Description of the task
Lay out every line of the items below as a JSON list of strings, one string per line, and skip blank lines. Leave the pictures out of the list.

Data
____________________

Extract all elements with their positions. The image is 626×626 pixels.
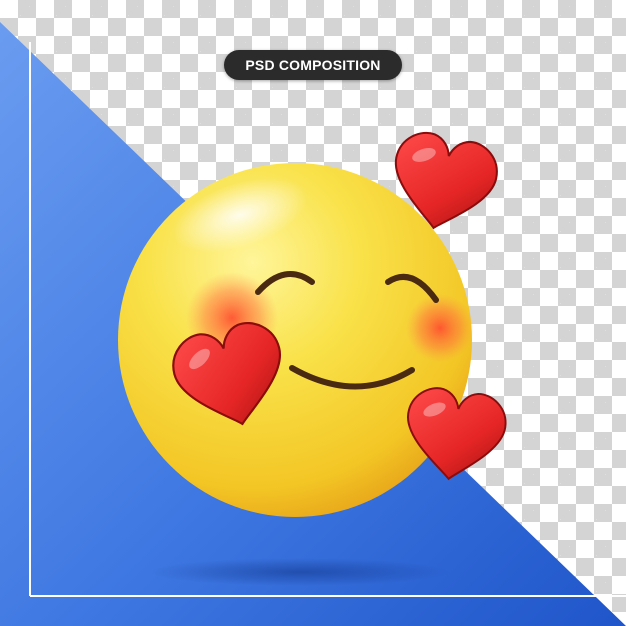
smiling-face-emoji (118, 163, 474, 517)
illustration-canvas (0, 22, 626, 626)
right-cheek-blush (406, 294, 474, 362)
emoji-shadow (150, 558, 450, 586)
badge-label: PSD COMPOSITION (245, 57, 381, 73)
psd-composition-badge: PSD COMPOSITION (224, 50, 402, 80)
psd-composition-preview: PSD COMPOSITION (0, 0, 626, 626)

____________________

Full output
[
  "Extract all elements with their positions. The image is 626×626 pixels.",
  "smiling-face-emoji (118, 163, 474, 517)",
  "illustration-canvas (0, 22, 626, 626)",
  "right-cheek-blush (406, 294, 474, 362)",
  "emoji-shadow (150, 558, 450, 586)",
  "badge-label: PSD COMPOSITION (245, 57, 381, 73)",
  "psd-composition-badge: PSD COMPOSITION (224, 50, 402, 80)",
  "psd-composition-preview: PSD COMPOSITION (0, 0, 626, 626)"
]